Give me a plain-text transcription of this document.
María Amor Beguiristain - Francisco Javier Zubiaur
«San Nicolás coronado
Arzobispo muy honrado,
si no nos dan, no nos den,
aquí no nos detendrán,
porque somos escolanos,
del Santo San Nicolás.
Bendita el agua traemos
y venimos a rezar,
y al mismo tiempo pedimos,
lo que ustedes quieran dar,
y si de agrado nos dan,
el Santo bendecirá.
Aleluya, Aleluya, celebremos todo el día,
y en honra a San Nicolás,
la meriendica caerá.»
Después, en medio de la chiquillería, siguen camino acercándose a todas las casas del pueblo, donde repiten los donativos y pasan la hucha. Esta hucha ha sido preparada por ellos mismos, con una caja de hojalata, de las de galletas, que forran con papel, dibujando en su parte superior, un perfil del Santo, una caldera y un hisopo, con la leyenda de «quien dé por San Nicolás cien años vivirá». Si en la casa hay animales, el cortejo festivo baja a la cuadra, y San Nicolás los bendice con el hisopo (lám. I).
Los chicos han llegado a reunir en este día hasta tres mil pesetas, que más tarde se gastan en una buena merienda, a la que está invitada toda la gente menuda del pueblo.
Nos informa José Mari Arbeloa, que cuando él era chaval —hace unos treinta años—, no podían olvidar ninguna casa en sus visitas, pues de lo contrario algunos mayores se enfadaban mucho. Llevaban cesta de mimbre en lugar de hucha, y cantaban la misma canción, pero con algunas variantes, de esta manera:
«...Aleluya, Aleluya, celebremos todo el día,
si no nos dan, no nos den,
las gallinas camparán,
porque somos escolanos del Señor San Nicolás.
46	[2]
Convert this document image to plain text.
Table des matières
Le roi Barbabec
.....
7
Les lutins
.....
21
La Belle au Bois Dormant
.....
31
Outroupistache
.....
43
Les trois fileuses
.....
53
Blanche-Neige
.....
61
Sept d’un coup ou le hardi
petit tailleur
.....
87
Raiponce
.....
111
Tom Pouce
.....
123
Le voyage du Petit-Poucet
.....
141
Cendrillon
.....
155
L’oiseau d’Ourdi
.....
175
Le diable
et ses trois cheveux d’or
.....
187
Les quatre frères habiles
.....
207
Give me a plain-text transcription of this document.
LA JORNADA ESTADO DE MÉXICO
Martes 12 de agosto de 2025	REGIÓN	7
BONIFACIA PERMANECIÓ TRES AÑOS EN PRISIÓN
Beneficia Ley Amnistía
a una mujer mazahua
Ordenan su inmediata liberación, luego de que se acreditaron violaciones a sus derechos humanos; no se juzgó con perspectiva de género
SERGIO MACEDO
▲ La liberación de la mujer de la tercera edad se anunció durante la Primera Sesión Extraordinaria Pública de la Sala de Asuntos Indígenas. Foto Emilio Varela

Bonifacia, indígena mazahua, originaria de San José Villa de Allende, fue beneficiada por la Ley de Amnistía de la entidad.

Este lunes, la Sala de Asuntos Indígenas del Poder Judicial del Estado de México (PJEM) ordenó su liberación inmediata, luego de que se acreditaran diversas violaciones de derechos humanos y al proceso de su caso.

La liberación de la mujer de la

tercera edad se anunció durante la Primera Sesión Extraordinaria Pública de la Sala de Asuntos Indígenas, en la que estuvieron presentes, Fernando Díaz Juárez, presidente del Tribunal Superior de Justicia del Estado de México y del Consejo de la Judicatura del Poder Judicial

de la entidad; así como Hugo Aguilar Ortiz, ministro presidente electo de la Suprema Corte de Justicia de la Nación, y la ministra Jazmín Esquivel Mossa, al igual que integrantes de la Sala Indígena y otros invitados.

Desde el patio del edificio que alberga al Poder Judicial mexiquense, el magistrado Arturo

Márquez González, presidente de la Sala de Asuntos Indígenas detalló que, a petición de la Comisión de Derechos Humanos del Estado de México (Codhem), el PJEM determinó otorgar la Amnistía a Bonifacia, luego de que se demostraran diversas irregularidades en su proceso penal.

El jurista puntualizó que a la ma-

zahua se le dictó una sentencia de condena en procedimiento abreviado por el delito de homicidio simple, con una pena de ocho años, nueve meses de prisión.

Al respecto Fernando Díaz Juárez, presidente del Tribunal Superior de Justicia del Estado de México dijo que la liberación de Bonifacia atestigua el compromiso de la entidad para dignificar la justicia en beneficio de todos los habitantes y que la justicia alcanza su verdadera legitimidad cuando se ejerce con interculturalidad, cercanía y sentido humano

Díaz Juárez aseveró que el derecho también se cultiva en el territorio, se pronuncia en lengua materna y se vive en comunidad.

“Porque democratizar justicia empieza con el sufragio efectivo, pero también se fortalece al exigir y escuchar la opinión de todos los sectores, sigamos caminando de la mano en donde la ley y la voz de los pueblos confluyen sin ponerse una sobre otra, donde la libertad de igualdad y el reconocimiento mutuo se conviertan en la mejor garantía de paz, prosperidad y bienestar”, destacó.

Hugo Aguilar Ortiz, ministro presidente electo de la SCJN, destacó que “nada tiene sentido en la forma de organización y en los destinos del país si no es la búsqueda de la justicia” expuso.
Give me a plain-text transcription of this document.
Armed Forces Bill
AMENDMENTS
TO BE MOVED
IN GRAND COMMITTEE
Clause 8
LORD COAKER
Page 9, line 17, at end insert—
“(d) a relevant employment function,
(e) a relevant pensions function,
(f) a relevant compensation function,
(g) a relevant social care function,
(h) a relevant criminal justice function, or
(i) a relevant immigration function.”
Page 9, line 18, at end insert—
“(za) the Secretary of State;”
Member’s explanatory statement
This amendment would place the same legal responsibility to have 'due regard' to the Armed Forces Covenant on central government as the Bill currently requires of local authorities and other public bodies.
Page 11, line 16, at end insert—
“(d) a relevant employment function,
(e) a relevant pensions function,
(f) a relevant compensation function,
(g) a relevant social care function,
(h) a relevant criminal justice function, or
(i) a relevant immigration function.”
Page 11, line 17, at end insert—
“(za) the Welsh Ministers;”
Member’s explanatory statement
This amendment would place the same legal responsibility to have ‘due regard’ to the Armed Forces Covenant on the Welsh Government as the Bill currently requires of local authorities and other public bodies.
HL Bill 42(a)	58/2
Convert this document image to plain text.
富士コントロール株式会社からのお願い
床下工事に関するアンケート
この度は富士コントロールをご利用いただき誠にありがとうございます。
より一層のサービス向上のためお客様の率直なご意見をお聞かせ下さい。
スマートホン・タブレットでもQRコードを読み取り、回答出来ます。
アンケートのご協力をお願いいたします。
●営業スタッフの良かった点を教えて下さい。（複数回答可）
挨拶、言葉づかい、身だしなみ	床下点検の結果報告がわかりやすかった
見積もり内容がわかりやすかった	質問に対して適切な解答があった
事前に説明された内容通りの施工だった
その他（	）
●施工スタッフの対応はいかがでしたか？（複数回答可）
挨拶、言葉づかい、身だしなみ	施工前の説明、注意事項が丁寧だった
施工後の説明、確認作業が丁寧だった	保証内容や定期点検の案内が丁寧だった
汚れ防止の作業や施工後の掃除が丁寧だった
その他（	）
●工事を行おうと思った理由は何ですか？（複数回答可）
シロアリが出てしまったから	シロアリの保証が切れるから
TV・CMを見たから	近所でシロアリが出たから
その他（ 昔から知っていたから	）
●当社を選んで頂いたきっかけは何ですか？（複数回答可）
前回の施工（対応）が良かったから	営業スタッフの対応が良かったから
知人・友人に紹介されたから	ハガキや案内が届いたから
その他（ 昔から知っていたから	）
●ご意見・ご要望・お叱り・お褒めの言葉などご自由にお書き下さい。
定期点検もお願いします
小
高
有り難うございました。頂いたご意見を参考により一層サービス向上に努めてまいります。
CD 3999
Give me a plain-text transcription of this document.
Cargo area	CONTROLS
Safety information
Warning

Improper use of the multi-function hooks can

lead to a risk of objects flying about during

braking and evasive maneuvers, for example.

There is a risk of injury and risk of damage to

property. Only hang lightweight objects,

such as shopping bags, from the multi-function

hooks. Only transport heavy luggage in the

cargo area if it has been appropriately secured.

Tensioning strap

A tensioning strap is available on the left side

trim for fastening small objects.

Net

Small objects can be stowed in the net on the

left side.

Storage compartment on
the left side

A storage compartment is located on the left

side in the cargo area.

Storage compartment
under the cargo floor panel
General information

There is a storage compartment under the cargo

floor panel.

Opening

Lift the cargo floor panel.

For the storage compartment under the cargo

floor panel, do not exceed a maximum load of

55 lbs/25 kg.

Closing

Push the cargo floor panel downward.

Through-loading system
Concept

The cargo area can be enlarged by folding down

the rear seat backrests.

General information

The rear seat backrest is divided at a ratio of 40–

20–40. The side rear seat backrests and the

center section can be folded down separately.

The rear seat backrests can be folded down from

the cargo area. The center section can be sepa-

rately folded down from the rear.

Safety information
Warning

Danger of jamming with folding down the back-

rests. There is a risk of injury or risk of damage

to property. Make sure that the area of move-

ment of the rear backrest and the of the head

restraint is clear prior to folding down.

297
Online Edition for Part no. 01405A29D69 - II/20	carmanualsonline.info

══════════

**Given request**:
Show all lines above holding "currently".

**Finished answer**:
This amendment would place the same legal responsibility to have 'due regard' to the Armed Forces Covenant on central government as the Bill currently requires of local authorities and other public bodies.
This amendment would place the same legal responsibility to have ‘due regard’ to the Armed Forces Covenant on the Welsh Government as the Bill currently requires of local authorities and other public bodies.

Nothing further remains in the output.